Exactly as they appear, output all of the entries.

--- Start The records ---

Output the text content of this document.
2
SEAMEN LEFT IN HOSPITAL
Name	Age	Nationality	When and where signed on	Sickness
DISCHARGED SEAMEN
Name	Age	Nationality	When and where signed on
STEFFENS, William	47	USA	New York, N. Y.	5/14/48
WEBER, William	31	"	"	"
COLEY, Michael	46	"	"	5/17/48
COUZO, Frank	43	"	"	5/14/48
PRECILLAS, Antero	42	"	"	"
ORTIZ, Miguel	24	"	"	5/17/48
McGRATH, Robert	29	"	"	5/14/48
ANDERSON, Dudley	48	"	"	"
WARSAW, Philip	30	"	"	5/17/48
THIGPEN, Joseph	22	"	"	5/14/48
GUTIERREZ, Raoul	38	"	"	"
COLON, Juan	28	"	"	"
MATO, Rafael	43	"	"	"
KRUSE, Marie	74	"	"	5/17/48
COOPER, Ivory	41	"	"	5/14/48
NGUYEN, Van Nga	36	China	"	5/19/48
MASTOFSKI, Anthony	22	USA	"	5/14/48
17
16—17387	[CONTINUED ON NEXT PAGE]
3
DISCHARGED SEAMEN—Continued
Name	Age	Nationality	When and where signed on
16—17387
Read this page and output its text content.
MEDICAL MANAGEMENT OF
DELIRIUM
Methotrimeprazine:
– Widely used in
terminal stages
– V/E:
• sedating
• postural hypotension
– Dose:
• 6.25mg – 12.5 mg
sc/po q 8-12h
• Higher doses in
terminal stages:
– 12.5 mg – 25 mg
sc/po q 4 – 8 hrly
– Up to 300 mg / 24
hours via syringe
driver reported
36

--- End The records ---

Exercise answer
Output the text content of this document.
2
SEAMEN LEFT IN HOSPITAL
Name	Age	Nationality	When and where signed on	Sickness
DISCHARGED SEAMEN
Name	Age	Nationality	When and where signed on
STEFFENS, William	47	USA	New York, N. Y.	5/14/48
WEBER, William	31	"	"	"
COLEY, Michael	46	"	"	5/17/48
COUZO, Frank	43	"	"	5/14/48
PRECILLAS, Antero	42	"	"	"
ORTIZ, Miguel	24	"	"	5/17/48
McGRATH, Robert	29	"	"	5/14/48
ANDERSON, Dudley	48	"	"	"
WARSAW, Philip	30	"	"	5/17/48
THIGPEN, Joseph	22	"	"	5/14/48
GUTIERREZ, Raoul	38	"	"	"
COLON, Juan	28	"	"	"
MATO, Rafael	43	"	"	"
KRUSE, Marie	74	"	"	5/17/48
COOPER, Ivory	41	"	"	5/14/48
NGUYEN, Van Nga	36	China	"	5/19/48
MASTOFSKI, Anthony	22	USA	"	5/14/48
17
16—17387	[CONTINUED ON NEXT PAGE]
3
DISCHARGED SEAMEN—Continued
Name	Age	Nationality	When and where signed on
16—17387
Read this page and output its text content.
MEDICAL MANAGEMENT OF
DELIRIUM
Methotrimeprazine:
– Widely used in
terminal stages
– V/E:
• sedating
• postural hypotension
– Dose:
• 6.25mg – 12.5 mg
sc/po q 8-12h
• Higher doses in
terminal stages:
– 12.5 mg – 25 mg
sc/po q 4 – 8 hrly
– Up to 300 mg / 24
hours via syringe
driver reported
36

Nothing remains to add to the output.